• Required work
Edit the lines between the one holding "cancel-link[interactable]: 취소: [1, 208, 712, 224]" and the one holding "scan-dial: [246, 84, 466, 304]", inclusive, so that "card-title" becomes "card-heading" and nothing else changes. Return only those lines.

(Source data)
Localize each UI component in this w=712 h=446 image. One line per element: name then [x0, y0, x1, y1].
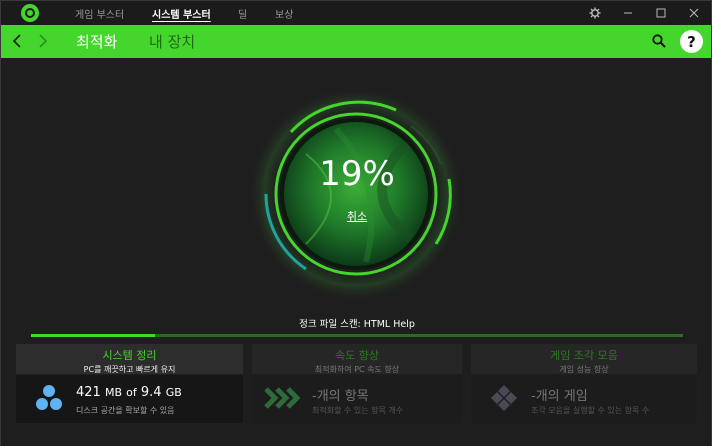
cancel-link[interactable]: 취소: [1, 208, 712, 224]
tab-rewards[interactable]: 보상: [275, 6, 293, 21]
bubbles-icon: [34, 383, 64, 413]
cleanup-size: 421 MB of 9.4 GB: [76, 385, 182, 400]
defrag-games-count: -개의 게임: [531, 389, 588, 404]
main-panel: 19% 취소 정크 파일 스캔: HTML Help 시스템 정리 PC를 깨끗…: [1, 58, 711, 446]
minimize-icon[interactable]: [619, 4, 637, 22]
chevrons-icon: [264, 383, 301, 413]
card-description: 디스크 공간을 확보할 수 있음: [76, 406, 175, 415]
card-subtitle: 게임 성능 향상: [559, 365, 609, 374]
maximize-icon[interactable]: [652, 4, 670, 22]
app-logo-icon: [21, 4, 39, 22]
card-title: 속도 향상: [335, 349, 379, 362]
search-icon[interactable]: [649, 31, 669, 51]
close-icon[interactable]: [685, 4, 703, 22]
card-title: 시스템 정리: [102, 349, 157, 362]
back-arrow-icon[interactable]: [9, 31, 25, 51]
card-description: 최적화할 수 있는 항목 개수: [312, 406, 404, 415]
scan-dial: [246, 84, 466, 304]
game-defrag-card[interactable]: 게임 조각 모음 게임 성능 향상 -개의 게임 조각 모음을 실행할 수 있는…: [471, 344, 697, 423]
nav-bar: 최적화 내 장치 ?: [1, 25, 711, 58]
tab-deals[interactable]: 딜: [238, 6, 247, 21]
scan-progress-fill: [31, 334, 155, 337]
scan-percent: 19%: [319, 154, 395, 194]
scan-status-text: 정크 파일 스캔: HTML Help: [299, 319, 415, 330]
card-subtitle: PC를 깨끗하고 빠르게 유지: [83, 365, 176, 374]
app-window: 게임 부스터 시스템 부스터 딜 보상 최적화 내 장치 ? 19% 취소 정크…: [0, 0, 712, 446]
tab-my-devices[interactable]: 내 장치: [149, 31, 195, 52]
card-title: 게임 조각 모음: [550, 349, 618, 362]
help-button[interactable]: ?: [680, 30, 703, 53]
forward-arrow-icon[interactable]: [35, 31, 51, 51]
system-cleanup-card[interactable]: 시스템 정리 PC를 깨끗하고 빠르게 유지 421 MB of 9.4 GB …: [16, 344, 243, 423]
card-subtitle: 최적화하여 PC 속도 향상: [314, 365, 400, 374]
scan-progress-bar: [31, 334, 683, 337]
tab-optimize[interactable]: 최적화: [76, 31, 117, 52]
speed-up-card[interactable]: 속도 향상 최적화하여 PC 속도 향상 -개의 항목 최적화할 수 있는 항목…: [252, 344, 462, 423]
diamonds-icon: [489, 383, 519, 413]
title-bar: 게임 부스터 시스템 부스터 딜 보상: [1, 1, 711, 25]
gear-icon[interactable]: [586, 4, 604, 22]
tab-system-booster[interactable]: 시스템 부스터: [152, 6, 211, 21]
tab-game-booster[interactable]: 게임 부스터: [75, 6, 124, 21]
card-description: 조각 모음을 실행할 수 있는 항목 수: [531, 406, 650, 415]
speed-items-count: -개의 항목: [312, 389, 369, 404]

--

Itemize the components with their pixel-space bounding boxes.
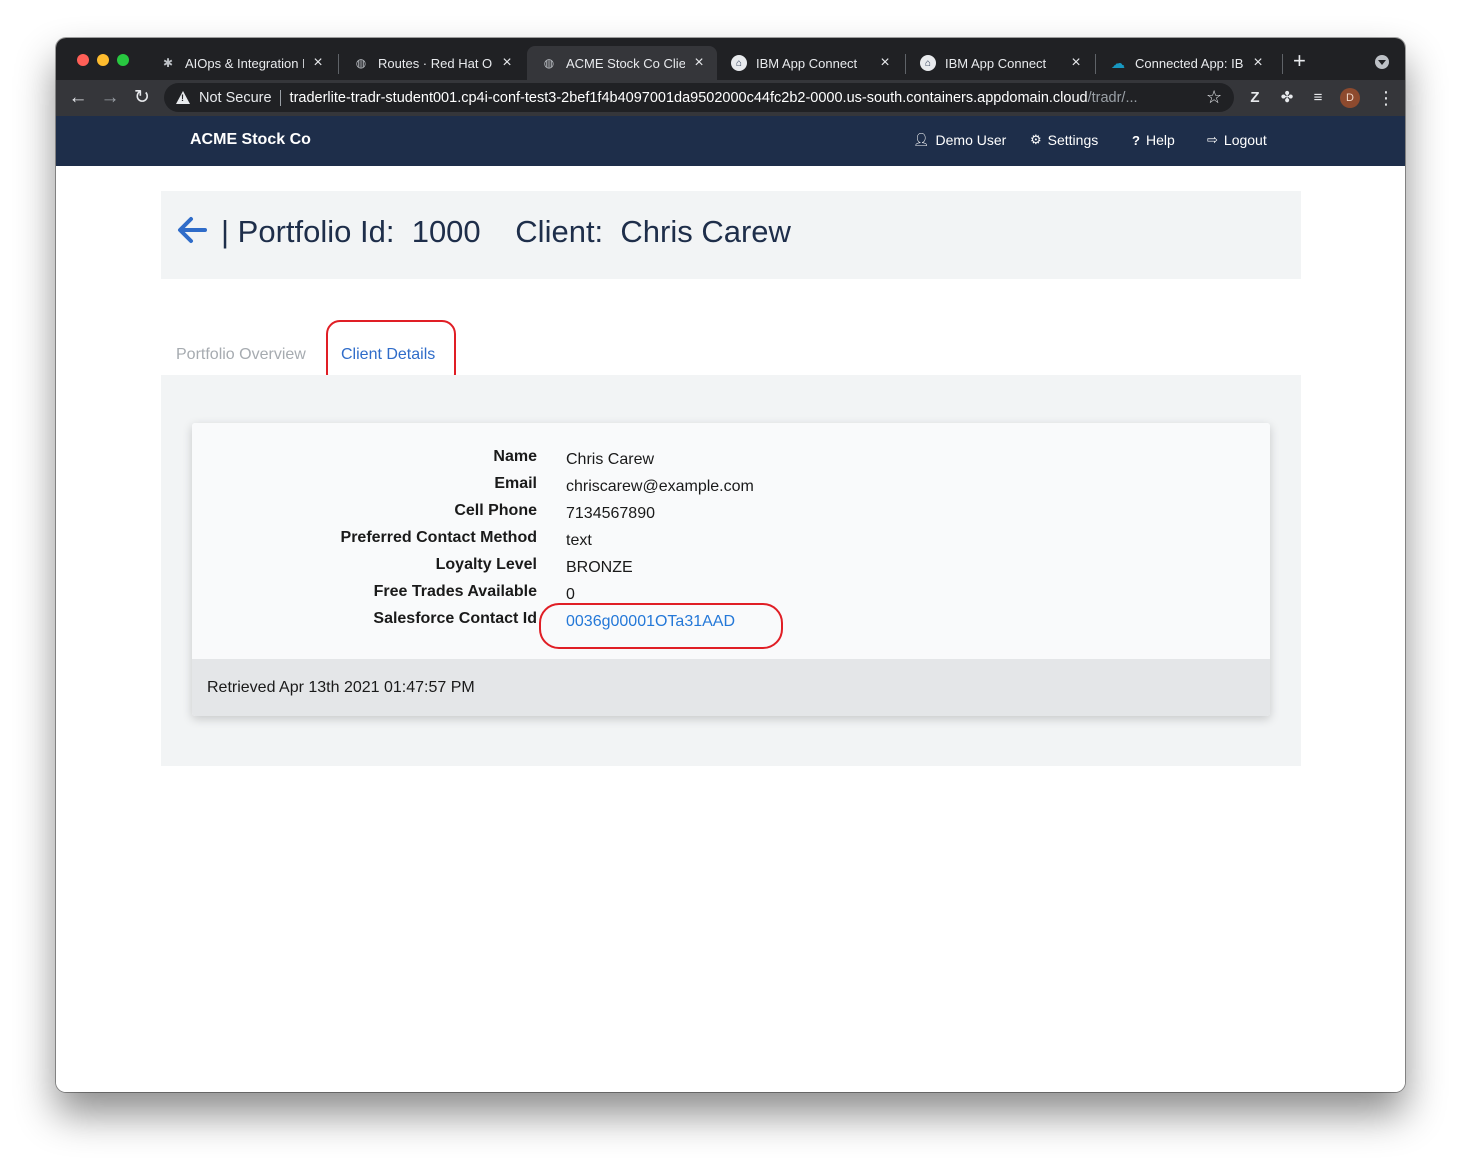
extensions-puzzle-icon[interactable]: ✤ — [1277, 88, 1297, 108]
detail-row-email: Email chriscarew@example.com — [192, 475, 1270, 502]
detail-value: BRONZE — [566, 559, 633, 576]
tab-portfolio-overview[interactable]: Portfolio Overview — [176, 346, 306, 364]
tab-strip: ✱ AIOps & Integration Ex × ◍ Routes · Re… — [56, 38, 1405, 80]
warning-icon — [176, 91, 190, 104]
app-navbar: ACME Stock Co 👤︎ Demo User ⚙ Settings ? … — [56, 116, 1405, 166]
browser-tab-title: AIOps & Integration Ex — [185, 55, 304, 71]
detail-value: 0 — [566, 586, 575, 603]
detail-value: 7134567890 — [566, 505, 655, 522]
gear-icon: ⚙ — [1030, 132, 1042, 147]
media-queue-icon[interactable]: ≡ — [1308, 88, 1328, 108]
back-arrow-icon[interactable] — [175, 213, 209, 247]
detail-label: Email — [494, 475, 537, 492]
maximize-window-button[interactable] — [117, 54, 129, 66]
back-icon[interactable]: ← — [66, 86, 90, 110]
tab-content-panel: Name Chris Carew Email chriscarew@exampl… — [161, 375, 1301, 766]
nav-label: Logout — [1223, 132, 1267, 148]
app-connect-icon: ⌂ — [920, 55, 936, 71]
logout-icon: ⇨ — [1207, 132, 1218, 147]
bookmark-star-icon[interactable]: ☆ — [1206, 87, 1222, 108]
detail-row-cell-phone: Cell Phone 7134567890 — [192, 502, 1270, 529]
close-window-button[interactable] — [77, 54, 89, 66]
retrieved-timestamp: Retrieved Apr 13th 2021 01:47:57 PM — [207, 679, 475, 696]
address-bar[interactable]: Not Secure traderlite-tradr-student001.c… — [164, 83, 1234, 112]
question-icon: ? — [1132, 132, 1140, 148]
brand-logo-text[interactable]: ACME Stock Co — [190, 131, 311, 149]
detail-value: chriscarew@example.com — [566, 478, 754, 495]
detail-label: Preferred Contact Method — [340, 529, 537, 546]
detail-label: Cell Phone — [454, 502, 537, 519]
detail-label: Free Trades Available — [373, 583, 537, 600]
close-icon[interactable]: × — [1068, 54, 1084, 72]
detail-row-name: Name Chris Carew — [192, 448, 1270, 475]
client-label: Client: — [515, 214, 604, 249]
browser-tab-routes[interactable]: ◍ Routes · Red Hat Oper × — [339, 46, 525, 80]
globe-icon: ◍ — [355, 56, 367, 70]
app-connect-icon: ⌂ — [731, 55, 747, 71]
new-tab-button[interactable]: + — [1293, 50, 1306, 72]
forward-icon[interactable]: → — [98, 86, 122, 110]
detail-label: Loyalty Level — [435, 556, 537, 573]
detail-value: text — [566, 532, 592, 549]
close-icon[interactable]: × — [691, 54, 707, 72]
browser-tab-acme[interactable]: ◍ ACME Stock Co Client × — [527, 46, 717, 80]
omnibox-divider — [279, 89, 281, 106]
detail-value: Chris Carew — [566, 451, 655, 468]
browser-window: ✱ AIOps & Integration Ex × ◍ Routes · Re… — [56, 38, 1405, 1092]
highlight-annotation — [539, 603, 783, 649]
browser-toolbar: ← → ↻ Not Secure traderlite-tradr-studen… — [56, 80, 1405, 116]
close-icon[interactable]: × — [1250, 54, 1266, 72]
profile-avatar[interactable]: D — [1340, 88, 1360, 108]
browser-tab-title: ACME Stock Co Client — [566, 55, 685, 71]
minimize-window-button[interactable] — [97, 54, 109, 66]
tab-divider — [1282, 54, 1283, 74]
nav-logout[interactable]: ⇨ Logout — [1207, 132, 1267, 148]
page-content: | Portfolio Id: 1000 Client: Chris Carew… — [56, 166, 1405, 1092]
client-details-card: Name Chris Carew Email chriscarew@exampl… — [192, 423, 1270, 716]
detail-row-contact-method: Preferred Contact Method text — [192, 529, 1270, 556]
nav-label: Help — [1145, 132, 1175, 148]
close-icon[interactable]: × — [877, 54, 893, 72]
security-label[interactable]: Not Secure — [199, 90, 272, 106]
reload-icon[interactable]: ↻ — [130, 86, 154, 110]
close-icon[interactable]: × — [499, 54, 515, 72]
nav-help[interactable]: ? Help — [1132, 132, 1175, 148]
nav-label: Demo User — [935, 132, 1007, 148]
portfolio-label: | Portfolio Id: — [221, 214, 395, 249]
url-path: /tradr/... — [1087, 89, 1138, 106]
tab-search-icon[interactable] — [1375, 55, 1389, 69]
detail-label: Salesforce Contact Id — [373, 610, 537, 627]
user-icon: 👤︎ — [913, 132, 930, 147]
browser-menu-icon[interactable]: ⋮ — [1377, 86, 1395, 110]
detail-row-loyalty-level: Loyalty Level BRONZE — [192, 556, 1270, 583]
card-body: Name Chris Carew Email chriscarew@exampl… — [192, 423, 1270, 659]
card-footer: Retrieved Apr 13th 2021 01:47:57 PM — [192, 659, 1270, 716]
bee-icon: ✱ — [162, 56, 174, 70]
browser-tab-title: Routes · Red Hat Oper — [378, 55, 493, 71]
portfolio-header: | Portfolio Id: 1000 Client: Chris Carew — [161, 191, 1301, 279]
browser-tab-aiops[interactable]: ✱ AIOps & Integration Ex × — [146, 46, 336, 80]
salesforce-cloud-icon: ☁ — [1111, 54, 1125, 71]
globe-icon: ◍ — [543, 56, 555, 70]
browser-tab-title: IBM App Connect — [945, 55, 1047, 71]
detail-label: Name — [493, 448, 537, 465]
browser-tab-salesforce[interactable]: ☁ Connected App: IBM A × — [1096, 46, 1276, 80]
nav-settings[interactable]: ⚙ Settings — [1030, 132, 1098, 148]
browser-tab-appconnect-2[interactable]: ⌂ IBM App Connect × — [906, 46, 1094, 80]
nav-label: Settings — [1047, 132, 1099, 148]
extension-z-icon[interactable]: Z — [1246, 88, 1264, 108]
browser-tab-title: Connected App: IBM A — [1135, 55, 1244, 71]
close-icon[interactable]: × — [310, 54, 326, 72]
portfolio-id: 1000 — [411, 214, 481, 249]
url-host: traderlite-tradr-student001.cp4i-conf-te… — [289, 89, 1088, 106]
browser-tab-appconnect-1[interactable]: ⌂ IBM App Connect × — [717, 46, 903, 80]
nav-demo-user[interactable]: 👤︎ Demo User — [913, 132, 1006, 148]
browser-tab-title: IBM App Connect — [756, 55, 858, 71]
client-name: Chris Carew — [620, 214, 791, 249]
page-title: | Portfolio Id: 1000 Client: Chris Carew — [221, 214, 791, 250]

• Solution for this problem
cancel-link[interactable]: 취소: [1, 208, 712, 224]
tab-rewards[interactable]: 보상: [275, 6, 293, 21]
bubbles-icon: [34, 383, 64, 413]
cleanup-size: 421 MB of 9.4 GB: [76, 385, 182, 400]
defrag-games-count: -개의 게임: [531, 389, 588, 404]
main-panel: 19% 취소 정크 파일 스캔: HTML Help 시스템 정리 PC를 깨끗…: [1, 58, 711, 446]
minimize-icon[interactable]: [619, 4, 637, 22]
chevrons-icon: [264, 383, 301, 413]
card-description: 디스크 공간을 확보할 수 있음: [76, 406, 175, 415]
card-subtitle: 게임 성능 향상: [559, 365, 609, 374]
maximize-icon[interactable]: [652, 4, 670, 22]
app-logo-icon: [21, 4, 39, 22]
card-heading: 속도 향상: [335, 349, 379, 362]
search-icon[interactable]: [649, 31, 669, 51]
close-icon[interactable]: [685, 4, 703, 22]
card-heading: 시스템 정리: [102, 349, 157, 362]
back-arrow-icon[interactable]: [9, 31, 25, 51]
card-description: 최적화할 수 있는 항목 개수: [312, 406, 404, 415]
scan-dial: [246, 84, 466, 304]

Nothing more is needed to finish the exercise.